Record excerpts:
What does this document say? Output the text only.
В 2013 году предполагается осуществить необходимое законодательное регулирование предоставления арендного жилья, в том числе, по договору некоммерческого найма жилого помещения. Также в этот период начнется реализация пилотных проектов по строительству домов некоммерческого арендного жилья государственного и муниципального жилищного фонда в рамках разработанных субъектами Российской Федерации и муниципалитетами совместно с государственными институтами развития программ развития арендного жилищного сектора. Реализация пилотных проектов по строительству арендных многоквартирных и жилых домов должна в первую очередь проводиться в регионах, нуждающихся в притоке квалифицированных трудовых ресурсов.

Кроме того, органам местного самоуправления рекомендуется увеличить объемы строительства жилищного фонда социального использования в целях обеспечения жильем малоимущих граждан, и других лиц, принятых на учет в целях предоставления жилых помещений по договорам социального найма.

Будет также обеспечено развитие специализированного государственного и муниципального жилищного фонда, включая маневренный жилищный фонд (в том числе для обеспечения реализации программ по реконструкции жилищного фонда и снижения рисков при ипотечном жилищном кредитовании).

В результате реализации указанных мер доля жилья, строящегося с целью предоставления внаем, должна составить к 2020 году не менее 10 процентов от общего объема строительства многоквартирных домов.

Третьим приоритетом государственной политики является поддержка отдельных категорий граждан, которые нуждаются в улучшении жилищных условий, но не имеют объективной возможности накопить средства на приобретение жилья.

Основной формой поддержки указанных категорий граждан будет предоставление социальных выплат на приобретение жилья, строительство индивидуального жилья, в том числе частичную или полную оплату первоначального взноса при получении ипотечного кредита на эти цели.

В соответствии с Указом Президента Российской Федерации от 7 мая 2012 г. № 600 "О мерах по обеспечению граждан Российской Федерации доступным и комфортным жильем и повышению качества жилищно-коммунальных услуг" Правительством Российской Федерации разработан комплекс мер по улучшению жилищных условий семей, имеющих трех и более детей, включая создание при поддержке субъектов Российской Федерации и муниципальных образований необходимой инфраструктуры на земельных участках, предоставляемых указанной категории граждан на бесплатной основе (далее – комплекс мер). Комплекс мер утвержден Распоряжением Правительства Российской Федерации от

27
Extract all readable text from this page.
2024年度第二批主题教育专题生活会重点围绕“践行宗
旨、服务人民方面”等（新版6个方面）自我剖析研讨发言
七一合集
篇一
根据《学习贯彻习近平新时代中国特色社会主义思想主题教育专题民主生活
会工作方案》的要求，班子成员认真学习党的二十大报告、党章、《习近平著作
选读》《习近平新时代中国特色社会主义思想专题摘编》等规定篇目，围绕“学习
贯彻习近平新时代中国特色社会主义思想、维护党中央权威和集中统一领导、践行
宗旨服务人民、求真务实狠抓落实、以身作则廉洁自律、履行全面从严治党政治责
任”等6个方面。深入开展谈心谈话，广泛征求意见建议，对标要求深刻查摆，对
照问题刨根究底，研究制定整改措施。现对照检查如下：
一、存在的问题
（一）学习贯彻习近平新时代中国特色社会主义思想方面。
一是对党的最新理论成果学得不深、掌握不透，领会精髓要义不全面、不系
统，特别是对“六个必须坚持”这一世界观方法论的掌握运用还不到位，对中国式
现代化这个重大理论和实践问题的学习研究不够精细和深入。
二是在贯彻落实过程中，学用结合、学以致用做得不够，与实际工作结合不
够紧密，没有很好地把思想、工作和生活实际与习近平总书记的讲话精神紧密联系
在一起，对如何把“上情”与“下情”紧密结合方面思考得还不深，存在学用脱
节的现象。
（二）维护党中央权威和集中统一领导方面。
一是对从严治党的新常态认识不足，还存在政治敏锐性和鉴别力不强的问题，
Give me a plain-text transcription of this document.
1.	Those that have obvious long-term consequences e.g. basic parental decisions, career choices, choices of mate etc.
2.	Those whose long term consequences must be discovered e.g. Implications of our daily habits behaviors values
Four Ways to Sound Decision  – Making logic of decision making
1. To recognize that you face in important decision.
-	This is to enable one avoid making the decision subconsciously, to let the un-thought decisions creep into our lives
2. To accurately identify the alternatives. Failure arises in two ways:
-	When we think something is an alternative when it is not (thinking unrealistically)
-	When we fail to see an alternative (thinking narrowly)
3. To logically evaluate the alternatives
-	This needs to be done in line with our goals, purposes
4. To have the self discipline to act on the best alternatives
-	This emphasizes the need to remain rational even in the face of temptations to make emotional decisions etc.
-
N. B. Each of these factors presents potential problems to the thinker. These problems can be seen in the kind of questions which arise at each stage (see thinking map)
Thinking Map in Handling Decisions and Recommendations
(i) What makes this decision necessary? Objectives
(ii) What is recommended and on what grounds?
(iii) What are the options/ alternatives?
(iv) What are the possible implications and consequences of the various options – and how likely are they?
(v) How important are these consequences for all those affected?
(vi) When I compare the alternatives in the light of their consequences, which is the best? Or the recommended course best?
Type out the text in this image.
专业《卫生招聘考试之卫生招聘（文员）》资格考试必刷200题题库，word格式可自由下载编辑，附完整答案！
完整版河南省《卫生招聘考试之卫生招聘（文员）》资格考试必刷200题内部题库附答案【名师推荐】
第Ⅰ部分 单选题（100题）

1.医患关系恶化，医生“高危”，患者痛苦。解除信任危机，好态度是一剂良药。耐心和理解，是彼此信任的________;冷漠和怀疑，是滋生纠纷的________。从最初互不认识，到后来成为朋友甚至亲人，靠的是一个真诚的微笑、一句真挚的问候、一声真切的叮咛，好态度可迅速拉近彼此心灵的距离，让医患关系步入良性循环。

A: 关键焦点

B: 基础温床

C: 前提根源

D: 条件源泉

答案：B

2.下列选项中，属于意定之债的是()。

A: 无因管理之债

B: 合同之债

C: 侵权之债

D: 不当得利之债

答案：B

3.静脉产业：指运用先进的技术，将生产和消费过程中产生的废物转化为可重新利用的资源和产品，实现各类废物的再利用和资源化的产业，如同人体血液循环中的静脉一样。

Objective: Retype every record above exactly as it appears.

Expected output:
What does this document say? Output the text only.
В 2013 году предполагается осуществить необходимое законодательное регулирование предоставления арендного жилья, в том числе, по договору некоммерческого найма жилого помещения. Также в этот период начнется реализация пилотных проектов по строительству домов некоммерческого арендного жилья государственного и муниципального жилищного фонда в рамках разработанных субъектами Российской Федерации и муниципалитетами совместно с государственными институтами развития программ развития арендного жилищного сектора. Реализация пилотных проектов по строительству арендных многоквартирных и жилых домов должна в первую очередь проводиться в регионах, нуждающихся в притоке квалифицированных трудовых ресурсов.

Кроме того, органам местного самоуправления рекомендуется увеличить объемы строительства жилищного фонда социального использования в целях обеспечения жильем малоимущих граждан, и других лиц, принятых на учет в целях предоставления жилых помещений по договорам социального найма.

Будет также обеспечено развитие специализированного государственного и муниципального жилищного фонда, включая маневренный жилищный фонд (в том числе для обеспечения реализации программ по реконструкции жилищного фонда и снижения рисков при ипотечном жилищном кредитовании).

В результате реализации указанных мер доля жилья, строящегося с целью предоставления внаем, должна составить к 2020 году не менее 10 процентов от общего объема строительства многоквартирных домов.

Третьим приоритетом государственной политики является поддержка отдельных категорий граждан, которые нуждаются в улучшении жилищных условий, но не имеют объективной возможности накопить средства на приобретение жилья.

Основной формой поддержки указанных категорий граждан будет предоставление социальных выплат на приобретение жилья, строительство индивидуального жилья, в том числе частичную или полную оплату первоначального взноса при получении ипотечного кредита на эти цели.

В соответствии с Указом Президента Российской Федерации от 7 мая 2012 г. № 600 "О мерах по обеспечению граждан Российской Федерации доступным и комфортным жильем и повышению качества жилищно-коммунальных услуг" Правительством Российской Федерации разработан комплекс мер по улучшению жилищных условий семей, имеющих трех и более детей, включая создание при поддержке субъектов Российской Федерации и муниципальных образований необходимой инфраструктуры на земельных участках, предоставляемых указанной категории граждан на бесплатной основе (далее – комплекс мер). Комплекс мер утвержден Распоряжением Правительства Российской Федерации от

27
Extract all readable text from this page.
2024年度第二批主题教育专题生活会重点围绕“践行宗
旨、服务人民方面”等（新版6个方面）自我剖析研讨发言
七一合集
篇一
根据《学习贯彻习近平新时代中国特色社会主义思想主题教育专题民主生活
会工作方案》的要求，班子成员认真学习党的二十大报告、党章、《习近平著作
选读》《习近平新时代中国特色社会主义思想专题摘编》等规定篇目，围绕“学习
贯彻习近平新时代中国特色社会主义思想、维护党中央权威和集中统一领导、践行
宗旨服务人民、求真务实狠抓落实、以身作则廉洁自律、履行全面从严治党政治责
任”等6个方面。深入开展谈心谈话，广泛征求意见建议，对标要求深刻查摆，对
照问题刨根究底，研究制定整改措施。现对照检查如下：
一、存在的问题
（一）学习贯彻习近平新时代中国特色社会主义思想方面。
一是对党的最新理论成果学得不深、掌握不透，领会精髓要义不全面、不系
统，特别是对“六个必须坚持”这一世界观方法论的掌握运用还不到位，对中国式
现代化这个重大理论和实践问题的学习研究不够精细和深入。
二是在贯彻落实过程中，学用结合、学以致用做得不够，与实际工作结合不
够紧密，没有很好地把思想、工作和生活实际与习近平总书记的讲话精神紧密联系
在一起，对如何把“上情”与“下情”紧密结合方面思考得还不深，存在学用脱
节的现象。
（二）维护党中央权威和集中统一领导方面。
一是对从严治党的新常态认识不足，还存在政治敏锐性和鉴别力不强的问题，
Give me a plain-text transcription of this document.
1.	Those that have obvious long-term consequences e.g. basic parental decisions, career choices, choices of mate etc.
2.	Those whose long term consequences must be discovered e.g. Implications of our daily habits behaviors values
Four Ways to Sound Decision  – Making logic of decision making
1. To recognize that you face in important decision.
-	This is to enable one avoid making the decision subconsciously, to let the un-thought decisions creep into our lives
2. To accurately identify the alternatives. Failure arises in two ways:
-	When we think something is an alternative when it is not (thinking unrealistically)
-	When we fail to see an alternative (thinking narrowly)
3. To logically evaluate the alternatives
-	This needs to be done in line with our goals, purposes
4. To have the self discipline to act on the best alternatives
-	This emphasizes the need to remain rational even in the face of temptations to make emotional decisions etc.
-
N. B. Each of these factors presents potential problems to the thinker. These problems can be seen in the kind of questions which arise at each stage (see thinking map)
Thinking Map in Handling Decisions and Recommendations
(i) What makes this decision necessary? Objectives
(ii) What is recommended and on what grounds?
(iii) What are the options/ alternatives?
(iv) What are the possible implications and consequences of the various options – and how likely are they?
(v) How important are these consequences for all those affected?
(vi) When I compare the alternatives in the light of their consequences, which is the best? Or the recommended course best?
Type out the text in this image.
专业《卫生招聘考试之卫生招聘（文员）》资格考试必刷200题题库，word格式可自由下载编辑，附完整答案！
完整版河南省《卫生招聘考试之卫生招聘（文员）》资格考试必刷200题内部题库附答案【名师推荐】
第Ⅰ部分 单选题（100题）

1.医患关系恶化，医生“高危”，患者痛苦。解除信任危机，好态度是一剂良药。耐心和理解，是彼此信任的________;冷漠和怀疑，是滋生纠纷的________。从最初互不认识，到后来成为朋友甚至亲人，靠的是一个真诚的微笑、一句真挚的问候、一声真切的叮咛，好态度可迅速拉近彼此心灵的距离，让医患关系步入良性循环。

A: 关键焦点

B: 基础温床

C: 前提根源

D: 条件源泉

答案：B

2.下列选项中，属于意定之债的是()。

A: 无因管理之债

B: 合同之债

C: 侵权之债

D: 不当得利之债

答案：B

3.静脉产业：指运用先进的技术，将生产和消费过程中产生的废物转化为可重新利用的资源和产品，实现各类废物的再利用和资源化的产业，如同人体血液循环中的静脉一样。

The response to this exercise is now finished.